» **EXERCISE DETAILS**
Write out the whole listing, matching it exactly.

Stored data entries
- - -

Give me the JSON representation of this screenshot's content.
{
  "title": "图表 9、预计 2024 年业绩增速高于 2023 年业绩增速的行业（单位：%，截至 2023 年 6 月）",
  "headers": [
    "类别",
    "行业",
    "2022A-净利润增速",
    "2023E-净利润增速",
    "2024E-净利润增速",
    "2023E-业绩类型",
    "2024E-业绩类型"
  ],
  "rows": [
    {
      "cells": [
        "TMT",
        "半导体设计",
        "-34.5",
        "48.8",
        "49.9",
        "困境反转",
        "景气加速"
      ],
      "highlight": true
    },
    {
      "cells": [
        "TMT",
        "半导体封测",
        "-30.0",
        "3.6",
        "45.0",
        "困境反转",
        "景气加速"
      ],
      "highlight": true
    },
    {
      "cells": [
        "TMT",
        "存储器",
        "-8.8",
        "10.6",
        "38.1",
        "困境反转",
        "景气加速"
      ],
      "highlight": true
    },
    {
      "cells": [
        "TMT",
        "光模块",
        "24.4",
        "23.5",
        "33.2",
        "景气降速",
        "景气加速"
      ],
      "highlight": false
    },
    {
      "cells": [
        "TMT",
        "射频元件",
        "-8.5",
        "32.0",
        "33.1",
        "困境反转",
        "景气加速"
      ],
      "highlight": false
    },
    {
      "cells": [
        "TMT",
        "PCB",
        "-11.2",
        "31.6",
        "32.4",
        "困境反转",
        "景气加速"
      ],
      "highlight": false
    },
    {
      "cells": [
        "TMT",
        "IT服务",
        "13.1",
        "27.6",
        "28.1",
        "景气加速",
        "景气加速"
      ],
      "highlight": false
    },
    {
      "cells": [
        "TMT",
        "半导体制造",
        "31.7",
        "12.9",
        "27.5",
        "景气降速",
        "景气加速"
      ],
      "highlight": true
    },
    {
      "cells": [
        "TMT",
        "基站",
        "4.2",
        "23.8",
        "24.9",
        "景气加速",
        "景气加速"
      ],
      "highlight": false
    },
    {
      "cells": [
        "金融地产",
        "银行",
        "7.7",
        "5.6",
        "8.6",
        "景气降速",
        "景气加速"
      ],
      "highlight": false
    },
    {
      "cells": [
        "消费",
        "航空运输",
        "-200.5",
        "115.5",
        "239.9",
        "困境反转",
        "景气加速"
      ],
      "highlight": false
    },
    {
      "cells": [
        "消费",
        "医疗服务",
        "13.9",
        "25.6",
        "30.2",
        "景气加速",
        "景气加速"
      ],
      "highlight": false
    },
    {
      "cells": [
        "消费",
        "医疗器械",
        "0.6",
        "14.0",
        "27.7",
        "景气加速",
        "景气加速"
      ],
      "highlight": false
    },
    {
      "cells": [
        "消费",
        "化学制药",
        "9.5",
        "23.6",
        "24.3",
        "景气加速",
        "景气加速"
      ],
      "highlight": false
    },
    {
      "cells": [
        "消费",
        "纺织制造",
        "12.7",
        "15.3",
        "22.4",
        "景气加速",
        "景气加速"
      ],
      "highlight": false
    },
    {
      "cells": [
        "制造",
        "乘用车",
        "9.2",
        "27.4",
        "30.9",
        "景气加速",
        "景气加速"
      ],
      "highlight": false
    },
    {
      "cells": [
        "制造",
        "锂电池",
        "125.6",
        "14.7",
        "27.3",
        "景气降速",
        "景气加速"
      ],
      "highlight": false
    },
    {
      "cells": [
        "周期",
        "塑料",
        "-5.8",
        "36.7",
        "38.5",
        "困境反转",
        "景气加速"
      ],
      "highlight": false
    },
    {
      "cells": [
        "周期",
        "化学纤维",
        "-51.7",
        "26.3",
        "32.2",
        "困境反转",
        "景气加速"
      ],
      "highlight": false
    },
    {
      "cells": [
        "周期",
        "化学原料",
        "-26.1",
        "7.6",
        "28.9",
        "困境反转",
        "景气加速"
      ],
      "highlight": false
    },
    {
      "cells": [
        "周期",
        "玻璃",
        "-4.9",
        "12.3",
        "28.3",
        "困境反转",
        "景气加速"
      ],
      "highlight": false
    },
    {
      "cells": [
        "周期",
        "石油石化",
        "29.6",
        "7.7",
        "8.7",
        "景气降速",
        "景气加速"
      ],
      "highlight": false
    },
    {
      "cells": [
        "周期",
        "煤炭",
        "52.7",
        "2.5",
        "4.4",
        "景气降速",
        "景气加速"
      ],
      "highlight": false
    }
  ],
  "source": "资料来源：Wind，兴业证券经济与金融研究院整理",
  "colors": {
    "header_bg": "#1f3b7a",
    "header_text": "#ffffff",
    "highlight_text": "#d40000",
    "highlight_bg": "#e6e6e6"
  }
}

- - -

» **REPLY TO THE EXERCISE**
Give me the JSON representation of this screenshot's content.
{
  "title": "图表 9、预计 2024 年业绩增速高于 2023 年业绩增速的行业（单位：%，截至 2023 年 6 月）",
  "headers": [
    "类别",
    "行业",
    "2022A-净利润增速",
    "2023E-净利润增速",
    "2024E-净利润增速",
    "2023E-业绩类型",
    "2024E-业绩类型"
  ],
  "rows": [
    {
      "cells": [
        "TMT",
        "半导体设计",
        "-34.5",
        "48.8",
        "49.9",
        "困境反转",
        "景气加速"
      ],
      "highlight": true
    },
    {
      "cells": [
        "TMT",
        "半导体封测",
        "-30.0",
        "3.6",
        "45.0",
        "困境反转",
        "景气加速"
      ],
      "highlight": true
    },
    {
      "cells": [
        "TMT",
        "存储器",
        "-8.8",
        "10.6",
        "38.1",
        "困境反转",
        "景气加速"
      ],
      "highlight": true
    },
    {
      "cells": [
        "TMT",
        "光模块",
        "24.4",
        "23.5",
        "33.2",
        "景气降速",
        "景气加速"
      ],
      "highlight": false
    },
    {
      "cells": [
        "TMT",
        "射频元件",
        "-8.5",
        "32.0",
        "33.1",
        "困境反转",
        "景气加速"
      ],
      "highlight": false
    },
    {
      "cells": [
        "TMT",
        "PCB",
        "-11.2",
        "31.6",
        "32.4",
        "困境反转",
        "景气加速"
      ],
      "highlight": false
    },
    {
      "cells": [
        "TMT",
        "IT服务",
        "13.1",
        "27.6",
        "28.1",
        "景气加速",
        "景气加速"
      ],
      "highlight": false
    },
    {
      "cells": [
        "TMT",
        "半导体制造",
        "31.7",
        "12.9",
        "27.5",
        "景气降速",
        "景气加速"
      ],
      "highlight": true
    },
    {
      "cells": [
        "TMT",
        "基站",
        "4.2",
        "23.8",
        "24.9",
        "景气加速",
        "景气加速"
      ],
      "highlight": false
    },
    {
      "cells": [
        "金融地产",
        "银行",
        "7.7",
        "5.6",
        "8.6",
        "景气降速",
        "景气加速"
      ],
      "highlight": false
    },
    {
      "cells": [
        "消费",
        "航空运输",
        "-200.5",
        "115.5",
        "239.9",
        "困境反转",
        "景气加速"
      ],
      "highlight": false
    },
    {
      "cells": [
        "消费",
        "医疗服务",
        "13.9",
        "25.6",
        "30.2",
        "景气加速",
        "景气加速"
      ],
      "highlight": false
    },
    {
      "cells": [
        "消费",
        "医疗器械",
        "0.6",
        "14.0",
        "27.7",
        "景气加速",
        "景气加速"
      ],
      "highlight": false
    },
    {
      "cells": [
        "消费",
        "化学制药",
        "9.5",
        "23.6",
        "24.3",
        "景气加速",
        "景气加速"
      ],
      "highlight": false
    },
    {
      "cells": [
        "消费",
        "纺织制造",
        "12.7",
        "15.3",
        "22.4",
        "景气加速",
        "景气加速"
      ],
      "highlight": false
    },
    {
      "cells": [
        "制造",
        "乘用车",
        "9.2",
        "27.4",
        "30.9",
        "景气加速",
        "景气加速"
      ],
      "highlight": false
    },
    {
      "cells": [
        "制造",
        "锂电池",
        "125.6",
        "14.7",
        "27.3",
        "景气降速",
        "景气加速"
      ],
      "highlight": false
    },
    {
      "cells": [
        "周期",
        "塑料",
        "-5.8",
        "36.7",
        "38.5",
        "困境反转",
        "景气加速"
      ],
      "highlight": false
    },
    {
      "cells": [
        "周期",
        "化学纤维",
        "-51.7",
        "26.3",
        "32.2",
        "困境反转",
        "景气加速"
      ],
      "highlight": false
    },
    {
      "cells": [
        "周期",
        "化学原料",
        "-26.1",
        "7.6",
        "28.9",
        "困境反转",
        "景气加速"
      ],
      "highlight": false
    },
    {
      "cells": [
        "周期",
        "玻璃",
        "-4.9",
        "12.3",
        "28.3",
        "困境反转",
        "景气加速"
      ],
      "highlight": false
    },
    {
      "cells": [
        "周期",
        "石油石化",
        "29.6",
        "7.7",
        "8.7",
        "景气降速",
        "景气加速"
      ],
      "highlight": false
    },
    {
      "cells": [
        "周期",
        "煤炭",
        "52.7",
        "2.5",
        "4.4",
        "景气降速",
        "景气加速"
      ],
      "highlight": false
    }
  ],
  "source": "资料来源：Wind，兴业证券经济与金融研究院整理",
  "colors": {
    "header_bg": "#1f3b7a",
    "header_text": "#ffffff",
    "highlight_text": "#d40000",
    "highlight_bg": "#e6e6e6"
  }
}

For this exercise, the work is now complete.